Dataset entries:
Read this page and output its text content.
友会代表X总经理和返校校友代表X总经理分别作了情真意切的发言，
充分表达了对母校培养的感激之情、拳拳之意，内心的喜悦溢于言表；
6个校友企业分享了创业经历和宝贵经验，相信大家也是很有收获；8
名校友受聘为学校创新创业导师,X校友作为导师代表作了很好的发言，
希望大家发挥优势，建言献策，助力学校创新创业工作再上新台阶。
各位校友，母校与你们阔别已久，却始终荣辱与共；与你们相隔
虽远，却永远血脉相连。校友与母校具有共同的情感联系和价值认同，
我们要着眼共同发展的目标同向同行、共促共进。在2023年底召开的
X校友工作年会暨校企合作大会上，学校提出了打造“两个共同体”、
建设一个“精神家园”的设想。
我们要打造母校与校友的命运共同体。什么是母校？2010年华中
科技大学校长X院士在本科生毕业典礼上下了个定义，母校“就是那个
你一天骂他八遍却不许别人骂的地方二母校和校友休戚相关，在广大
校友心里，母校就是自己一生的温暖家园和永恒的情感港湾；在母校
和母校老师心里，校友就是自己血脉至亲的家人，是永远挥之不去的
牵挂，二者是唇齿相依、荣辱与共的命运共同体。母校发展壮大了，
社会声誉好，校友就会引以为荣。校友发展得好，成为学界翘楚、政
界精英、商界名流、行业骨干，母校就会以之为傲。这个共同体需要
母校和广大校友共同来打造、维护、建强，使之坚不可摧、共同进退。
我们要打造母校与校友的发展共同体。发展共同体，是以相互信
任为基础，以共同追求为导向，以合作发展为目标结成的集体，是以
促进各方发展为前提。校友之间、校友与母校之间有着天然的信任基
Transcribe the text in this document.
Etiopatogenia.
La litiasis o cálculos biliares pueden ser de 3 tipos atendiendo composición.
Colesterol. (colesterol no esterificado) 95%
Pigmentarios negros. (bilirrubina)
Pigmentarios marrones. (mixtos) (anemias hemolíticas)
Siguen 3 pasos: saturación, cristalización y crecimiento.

▸ **Written instruction**: Output the records verbatim, from the first line to the last.

▸ **Response to this exercise**:
Read this page and output its text content.
友会代表X总经理和返校校友代表X总经理分别作了情真意切的发言，
充分表达了对母校培养的感激之情、拳拳之意，内心的喜悦溢于言表；
6个校友企业分享了创业经历和宝贵经验，相信大家也是很有收获；8
名校友受聘为学校创新创业导师,X校友作为导师代表作了很好的发言，
希望大家发挥优势，建言献策，助力学校创新创业工作再上新台阶。
各位校友，母校与你们阔别已久，却始终荣辱与共；与你们相隔
虽远，却永远血脉相连。校友与母校具有共同的情感联系和价值认同，
我们要着眼共同发展的目标同向同行、共促共进。在2023年底召开的
X校友工作年会暨校企合作大会上，学校提出了打造“两个共同体”、
建设一个“精神家园”的设想。
我们要打造母校与校友的命运共同体。什么是母校？2010年华中
科技大学校长X院士在本科生毕业典礼上下了个定义，母校“就是那个
你一天骂他八遍却不许别人骂的地方二母校和校友休戚相关，在广大
校友心里，母校就是自己一生的温暖家园和永恒的情感港湾；在母校
和母校老师心里，校友就是自己血脉至亲的家人，是永远挥之不去的
牵挂，二者是唇齿相依、荣辱与共的命运共同体。母校发展壮大了，
社会声誉好，校友就会引以为荣。校友发展得好，成为学界翘楚、政
界精英、商界名流、行业骨干，母校就会以之为傲。这个共同体需要
母校和广大校友共同来打造、维护、建强，使之坚不可摧、共同进退。
我们要打造母校与校友的发展共同体。发展共同体，是以相互信
任为基础，以共同追求为导向，以合作发展为目标结成的集体，是以
促进各方发展为前提。校友之间、校友与母校之间有着天然的信任基
Transcribe the text in this document.
Etiopatogenia.
La litiasis o cálculos biliares pueden ser de 3 tipos atendiendo composición.
Colesterol. (colesterol no esterificado) 95%
Pigmentarios negros. (bilirrubina)
Pigmentarios marrones. (mixtos) (anemias hemolíticas)
Siguen 3 pasos: saturación, cristalización y crecimiento.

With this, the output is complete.